◆ **What is expected**
Go through the data below line by line and count those containing the word "type". Reply with the count only.

◆ **Data in this exercise**
-- Begin --
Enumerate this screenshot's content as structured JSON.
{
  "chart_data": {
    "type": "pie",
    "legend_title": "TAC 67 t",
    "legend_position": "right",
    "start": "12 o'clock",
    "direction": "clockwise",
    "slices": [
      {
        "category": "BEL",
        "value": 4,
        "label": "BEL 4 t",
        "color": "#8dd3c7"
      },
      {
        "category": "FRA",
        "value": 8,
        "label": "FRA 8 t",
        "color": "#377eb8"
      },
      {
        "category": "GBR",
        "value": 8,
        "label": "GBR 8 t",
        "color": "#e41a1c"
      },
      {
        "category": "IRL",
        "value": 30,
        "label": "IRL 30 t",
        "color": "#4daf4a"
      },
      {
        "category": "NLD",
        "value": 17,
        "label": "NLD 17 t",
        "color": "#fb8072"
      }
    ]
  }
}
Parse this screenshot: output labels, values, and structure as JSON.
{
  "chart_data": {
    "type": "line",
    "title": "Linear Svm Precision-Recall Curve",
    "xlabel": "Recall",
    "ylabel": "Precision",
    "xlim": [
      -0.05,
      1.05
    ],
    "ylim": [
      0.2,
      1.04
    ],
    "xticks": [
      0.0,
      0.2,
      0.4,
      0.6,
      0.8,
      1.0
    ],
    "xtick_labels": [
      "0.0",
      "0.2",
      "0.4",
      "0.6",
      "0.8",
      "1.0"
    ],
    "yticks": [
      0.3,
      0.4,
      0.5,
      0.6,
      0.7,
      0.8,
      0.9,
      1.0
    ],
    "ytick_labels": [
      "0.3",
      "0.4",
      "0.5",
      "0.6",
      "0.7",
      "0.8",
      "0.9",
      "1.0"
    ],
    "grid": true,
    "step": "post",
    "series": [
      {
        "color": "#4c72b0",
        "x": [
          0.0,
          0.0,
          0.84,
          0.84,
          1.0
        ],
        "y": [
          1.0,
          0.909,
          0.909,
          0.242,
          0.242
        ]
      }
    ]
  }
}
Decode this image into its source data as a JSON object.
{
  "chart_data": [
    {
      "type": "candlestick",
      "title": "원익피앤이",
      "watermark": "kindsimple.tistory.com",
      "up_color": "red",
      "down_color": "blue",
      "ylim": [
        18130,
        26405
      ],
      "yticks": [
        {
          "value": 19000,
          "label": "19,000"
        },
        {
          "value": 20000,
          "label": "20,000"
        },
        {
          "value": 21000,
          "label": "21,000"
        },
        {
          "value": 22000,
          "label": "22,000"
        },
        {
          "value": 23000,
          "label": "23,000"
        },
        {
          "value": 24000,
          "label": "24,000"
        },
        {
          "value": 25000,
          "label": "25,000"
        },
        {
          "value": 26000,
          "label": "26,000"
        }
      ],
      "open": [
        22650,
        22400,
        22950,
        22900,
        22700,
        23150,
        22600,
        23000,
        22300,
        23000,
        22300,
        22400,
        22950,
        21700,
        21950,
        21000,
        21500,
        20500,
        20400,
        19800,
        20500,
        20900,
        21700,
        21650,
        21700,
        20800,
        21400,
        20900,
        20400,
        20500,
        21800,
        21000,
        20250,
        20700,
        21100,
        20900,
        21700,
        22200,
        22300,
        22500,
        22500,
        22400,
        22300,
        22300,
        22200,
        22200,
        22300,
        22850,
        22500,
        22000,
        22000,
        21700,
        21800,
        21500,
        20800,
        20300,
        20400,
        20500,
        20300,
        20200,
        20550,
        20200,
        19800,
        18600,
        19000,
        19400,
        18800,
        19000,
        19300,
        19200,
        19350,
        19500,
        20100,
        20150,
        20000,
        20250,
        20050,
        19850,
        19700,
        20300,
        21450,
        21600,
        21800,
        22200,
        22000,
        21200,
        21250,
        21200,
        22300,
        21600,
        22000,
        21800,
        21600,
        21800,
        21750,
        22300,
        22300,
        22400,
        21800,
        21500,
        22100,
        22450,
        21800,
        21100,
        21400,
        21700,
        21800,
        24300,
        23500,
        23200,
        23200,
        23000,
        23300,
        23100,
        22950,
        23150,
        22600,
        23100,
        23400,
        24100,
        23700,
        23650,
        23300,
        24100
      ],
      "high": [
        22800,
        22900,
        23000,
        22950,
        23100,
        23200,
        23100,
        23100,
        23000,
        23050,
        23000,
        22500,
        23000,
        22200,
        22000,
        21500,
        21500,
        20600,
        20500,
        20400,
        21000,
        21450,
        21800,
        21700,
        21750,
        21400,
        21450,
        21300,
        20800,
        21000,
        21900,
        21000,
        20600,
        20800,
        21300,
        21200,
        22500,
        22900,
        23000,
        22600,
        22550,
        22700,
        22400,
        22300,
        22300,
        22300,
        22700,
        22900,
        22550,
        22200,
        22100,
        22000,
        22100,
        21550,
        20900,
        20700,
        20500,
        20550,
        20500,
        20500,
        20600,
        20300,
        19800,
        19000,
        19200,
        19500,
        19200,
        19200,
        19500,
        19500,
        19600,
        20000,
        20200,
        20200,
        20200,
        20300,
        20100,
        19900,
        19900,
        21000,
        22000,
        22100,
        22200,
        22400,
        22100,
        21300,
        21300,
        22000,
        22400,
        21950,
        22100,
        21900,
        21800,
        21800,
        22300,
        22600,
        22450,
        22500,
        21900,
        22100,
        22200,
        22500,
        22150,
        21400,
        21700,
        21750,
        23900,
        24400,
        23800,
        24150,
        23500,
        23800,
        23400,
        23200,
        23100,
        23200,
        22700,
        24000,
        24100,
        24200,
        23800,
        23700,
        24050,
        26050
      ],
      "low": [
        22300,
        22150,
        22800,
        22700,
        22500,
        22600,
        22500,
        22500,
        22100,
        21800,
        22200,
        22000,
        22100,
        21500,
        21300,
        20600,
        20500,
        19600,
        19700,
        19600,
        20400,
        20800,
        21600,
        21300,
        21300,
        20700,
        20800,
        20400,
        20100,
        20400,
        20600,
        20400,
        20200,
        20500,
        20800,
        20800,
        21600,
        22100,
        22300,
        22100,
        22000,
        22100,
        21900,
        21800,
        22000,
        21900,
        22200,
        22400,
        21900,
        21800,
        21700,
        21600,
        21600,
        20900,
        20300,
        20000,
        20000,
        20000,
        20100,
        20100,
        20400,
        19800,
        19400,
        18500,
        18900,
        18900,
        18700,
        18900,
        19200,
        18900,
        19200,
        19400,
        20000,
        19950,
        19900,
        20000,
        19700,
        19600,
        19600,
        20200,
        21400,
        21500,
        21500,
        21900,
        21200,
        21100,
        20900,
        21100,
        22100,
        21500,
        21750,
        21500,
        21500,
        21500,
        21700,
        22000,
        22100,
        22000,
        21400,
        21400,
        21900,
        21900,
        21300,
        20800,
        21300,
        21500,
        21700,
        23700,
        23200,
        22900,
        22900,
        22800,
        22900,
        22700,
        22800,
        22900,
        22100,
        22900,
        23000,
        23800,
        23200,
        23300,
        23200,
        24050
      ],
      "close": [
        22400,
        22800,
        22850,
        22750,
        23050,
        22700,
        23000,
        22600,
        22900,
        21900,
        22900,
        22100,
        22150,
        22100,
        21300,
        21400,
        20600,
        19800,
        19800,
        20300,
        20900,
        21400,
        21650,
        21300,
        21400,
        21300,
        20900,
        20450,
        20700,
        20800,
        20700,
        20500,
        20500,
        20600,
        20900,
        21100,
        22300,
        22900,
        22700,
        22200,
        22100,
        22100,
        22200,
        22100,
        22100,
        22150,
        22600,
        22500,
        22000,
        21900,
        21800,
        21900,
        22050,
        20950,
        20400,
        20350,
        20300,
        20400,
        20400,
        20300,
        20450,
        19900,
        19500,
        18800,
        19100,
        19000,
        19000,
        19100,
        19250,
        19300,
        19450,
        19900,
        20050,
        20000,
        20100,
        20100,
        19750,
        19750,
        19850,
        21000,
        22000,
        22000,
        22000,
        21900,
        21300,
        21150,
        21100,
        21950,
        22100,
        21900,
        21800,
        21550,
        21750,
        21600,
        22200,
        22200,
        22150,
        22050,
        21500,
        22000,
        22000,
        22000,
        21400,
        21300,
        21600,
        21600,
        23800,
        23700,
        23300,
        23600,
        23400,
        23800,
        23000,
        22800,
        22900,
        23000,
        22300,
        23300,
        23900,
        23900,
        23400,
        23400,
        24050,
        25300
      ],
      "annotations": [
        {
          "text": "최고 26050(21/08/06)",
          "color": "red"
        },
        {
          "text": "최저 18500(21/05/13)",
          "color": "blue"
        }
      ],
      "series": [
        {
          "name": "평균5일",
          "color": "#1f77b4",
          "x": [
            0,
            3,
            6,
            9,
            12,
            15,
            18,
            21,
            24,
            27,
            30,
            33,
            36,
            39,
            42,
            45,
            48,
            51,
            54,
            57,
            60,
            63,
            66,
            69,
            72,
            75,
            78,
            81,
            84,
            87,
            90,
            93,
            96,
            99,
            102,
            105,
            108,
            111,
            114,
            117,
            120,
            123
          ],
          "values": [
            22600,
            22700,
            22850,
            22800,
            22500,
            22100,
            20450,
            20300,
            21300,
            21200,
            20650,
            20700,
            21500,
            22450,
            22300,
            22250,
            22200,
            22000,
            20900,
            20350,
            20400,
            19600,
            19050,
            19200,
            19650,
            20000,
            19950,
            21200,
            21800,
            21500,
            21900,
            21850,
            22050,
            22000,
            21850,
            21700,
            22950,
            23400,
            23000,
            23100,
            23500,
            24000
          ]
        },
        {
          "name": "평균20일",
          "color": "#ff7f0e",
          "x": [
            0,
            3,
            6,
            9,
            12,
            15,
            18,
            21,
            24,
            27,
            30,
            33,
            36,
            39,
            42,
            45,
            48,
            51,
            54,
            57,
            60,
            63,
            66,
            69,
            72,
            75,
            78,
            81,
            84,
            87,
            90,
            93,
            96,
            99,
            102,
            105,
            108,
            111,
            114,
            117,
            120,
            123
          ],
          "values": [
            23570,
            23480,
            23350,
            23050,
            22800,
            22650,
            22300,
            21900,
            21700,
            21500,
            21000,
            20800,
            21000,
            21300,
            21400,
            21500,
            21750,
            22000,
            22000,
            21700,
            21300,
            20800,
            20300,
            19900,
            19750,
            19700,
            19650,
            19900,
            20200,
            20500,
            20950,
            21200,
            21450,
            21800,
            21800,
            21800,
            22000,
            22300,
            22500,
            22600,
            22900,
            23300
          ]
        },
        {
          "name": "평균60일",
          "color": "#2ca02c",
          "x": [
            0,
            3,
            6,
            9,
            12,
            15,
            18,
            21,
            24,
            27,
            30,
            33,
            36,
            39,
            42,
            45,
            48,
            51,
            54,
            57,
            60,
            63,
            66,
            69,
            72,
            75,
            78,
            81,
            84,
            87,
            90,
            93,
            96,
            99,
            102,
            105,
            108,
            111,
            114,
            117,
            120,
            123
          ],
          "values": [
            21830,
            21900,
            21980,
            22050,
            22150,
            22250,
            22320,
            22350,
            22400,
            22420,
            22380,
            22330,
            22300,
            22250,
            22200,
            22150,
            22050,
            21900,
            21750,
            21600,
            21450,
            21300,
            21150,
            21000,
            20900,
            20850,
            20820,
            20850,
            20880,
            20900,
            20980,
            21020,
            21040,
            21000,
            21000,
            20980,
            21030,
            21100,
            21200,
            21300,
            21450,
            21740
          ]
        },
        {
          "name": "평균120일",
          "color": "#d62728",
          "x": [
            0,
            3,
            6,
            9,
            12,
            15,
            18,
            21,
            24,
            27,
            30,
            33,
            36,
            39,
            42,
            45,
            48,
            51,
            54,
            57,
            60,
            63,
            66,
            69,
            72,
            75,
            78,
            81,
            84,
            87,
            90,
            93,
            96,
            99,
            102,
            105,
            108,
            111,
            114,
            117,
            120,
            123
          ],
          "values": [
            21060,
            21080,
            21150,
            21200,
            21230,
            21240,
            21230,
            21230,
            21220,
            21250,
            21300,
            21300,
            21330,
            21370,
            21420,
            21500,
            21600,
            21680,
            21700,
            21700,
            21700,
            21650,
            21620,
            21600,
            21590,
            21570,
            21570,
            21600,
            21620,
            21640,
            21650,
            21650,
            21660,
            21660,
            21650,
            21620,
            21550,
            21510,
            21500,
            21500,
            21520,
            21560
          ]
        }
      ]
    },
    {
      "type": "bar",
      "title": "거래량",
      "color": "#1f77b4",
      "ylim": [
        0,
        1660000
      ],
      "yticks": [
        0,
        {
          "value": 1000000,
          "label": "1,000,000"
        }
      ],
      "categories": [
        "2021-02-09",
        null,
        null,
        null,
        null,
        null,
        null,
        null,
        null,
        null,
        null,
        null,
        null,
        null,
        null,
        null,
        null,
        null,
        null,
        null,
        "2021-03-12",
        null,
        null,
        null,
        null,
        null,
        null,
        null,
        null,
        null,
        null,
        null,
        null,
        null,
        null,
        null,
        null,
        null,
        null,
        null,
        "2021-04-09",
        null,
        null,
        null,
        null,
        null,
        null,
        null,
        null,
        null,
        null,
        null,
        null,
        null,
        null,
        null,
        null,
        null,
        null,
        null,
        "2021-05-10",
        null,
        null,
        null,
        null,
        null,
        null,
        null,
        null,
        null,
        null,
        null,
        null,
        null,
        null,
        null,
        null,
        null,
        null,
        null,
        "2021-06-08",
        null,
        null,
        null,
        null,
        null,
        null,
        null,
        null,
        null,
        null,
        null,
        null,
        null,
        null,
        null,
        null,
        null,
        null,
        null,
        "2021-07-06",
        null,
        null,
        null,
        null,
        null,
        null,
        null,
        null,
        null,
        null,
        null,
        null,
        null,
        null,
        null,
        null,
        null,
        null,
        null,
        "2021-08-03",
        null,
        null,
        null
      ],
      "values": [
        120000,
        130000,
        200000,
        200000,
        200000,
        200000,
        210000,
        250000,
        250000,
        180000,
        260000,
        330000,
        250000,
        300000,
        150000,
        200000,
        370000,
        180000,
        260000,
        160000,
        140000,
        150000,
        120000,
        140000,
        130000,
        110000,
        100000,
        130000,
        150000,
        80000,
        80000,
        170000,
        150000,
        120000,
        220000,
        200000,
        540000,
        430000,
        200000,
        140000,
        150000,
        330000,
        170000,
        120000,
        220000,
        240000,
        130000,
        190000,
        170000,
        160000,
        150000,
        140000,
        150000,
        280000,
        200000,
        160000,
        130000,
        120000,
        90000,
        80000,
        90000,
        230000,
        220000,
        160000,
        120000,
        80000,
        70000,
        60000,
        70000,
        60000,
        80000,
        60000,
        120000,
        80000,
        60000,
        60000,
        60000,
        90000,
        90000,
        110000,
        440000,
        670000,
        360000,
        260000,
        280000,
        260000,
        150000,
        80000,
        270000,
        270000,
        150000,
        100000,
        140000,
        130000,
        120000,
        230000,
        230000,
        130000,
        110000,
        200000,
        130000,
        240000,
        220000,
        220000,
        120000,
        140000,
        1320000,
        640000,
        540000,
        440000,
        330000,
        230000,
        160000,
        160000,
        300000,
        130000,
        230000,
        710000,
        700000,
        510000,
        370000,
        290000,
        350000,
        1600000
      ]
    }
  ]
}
-- End --
◆ **Problem solution**
4